[Part of a data file]
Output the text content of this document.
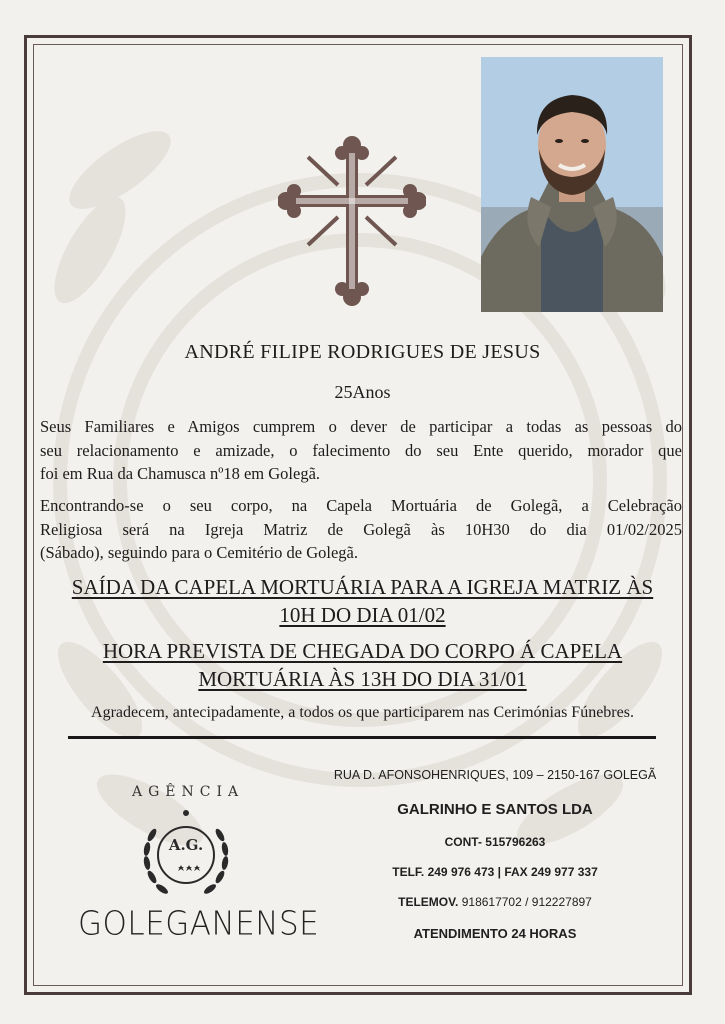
ANDRÉ FILIPE RODRIGUES DE JESUS
25Anos
Seus Familiares e Amigos cumprem o dever de participar a todas as pessoas do
seu relacionamento e amizade, o falecimento do seu Ente querido, morador que
foi em Rua da Chamusca nº18 em Golegã.
Encontrando-se o seu corpo, na Capela Mortuária de Golegã, a Celebração
Religiosa será na Igreja Matriz de Golegã às 10H30 do dia 01/02/2025
(Sábado), seguindo para o Cemitério de Golegã.
SAÍDA DA CAPELA MORTUÁRIA PARA A IGREJA MATRIZ ÀS
10H DO DIA 01/02
HORA PREVISTA DE CHEGADA DO CORPO Á CAPELA
MORTUÁRIA ÀS 13H DO DIA 31/01
Agradecem, antecipadamente, a todos os que participarem nas Cerimónias Fúnebres.
AGÊNCIA
A.G.
GOLEGANENSE
RUA D. AFONSOHENRIQUES, 109 – 2150-167 GOLEGÃ
GALRINHO E SANTOS LDA
CONT- 515796263
TELF. 249 976 473 | FAX 249 977 337
TELEMOV. 918617702 / 912227897
ATENDIMENTO 24 HORAS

_Do this_
Your copy should hold every record word for word and none of the pictures.

_Exercise solution_
Output the text content of this document.
ANDRÉ FILIPE RODRIGUES DE JESUS
25Anos
Seus Familiares e Amigos cumprem o dever de participar a todas as pessoas do
seu relacionamento e amizade, o falecimento do seu Ente querido, morador que
foi em Rua da Chamusca nº18 em Golegã.
Encontrando-se o seu corpo, na Capela Mortuária de Golegã, a Celebração
Religiosa será na Igreja Matriz de Golegã às 10H30 do dia 01/02/2025
(Sábado), seguindo para o Cemitério de Golegã.
SAÍDA DA CAPELA MORTUÁRIA PARA A IGREJA MATRIZ ÀS
10H DO DIA 01/02
HORA PREVISTA DE CHEGADA DO CORPO Á CAPELA
MORTUÁRIA ÀS 13H DO DIA 31/01
Agradecem, antecipadamente, a todos os que participarem nas Cerimónias Fúnebres.
AGÊNCIA
A.G.
GOLEGANENSE
RUA D. AFONSOHENRIQUES, 109 – 2150-167 GOLEGÃ
GALRINHO E SANTOS LDA
CONT- 515796263
TELF. 249 976 473 | FAX 249 977 337
TELEMOV. 918617702 / 912227897
ATENDIMENTO 24 HORAS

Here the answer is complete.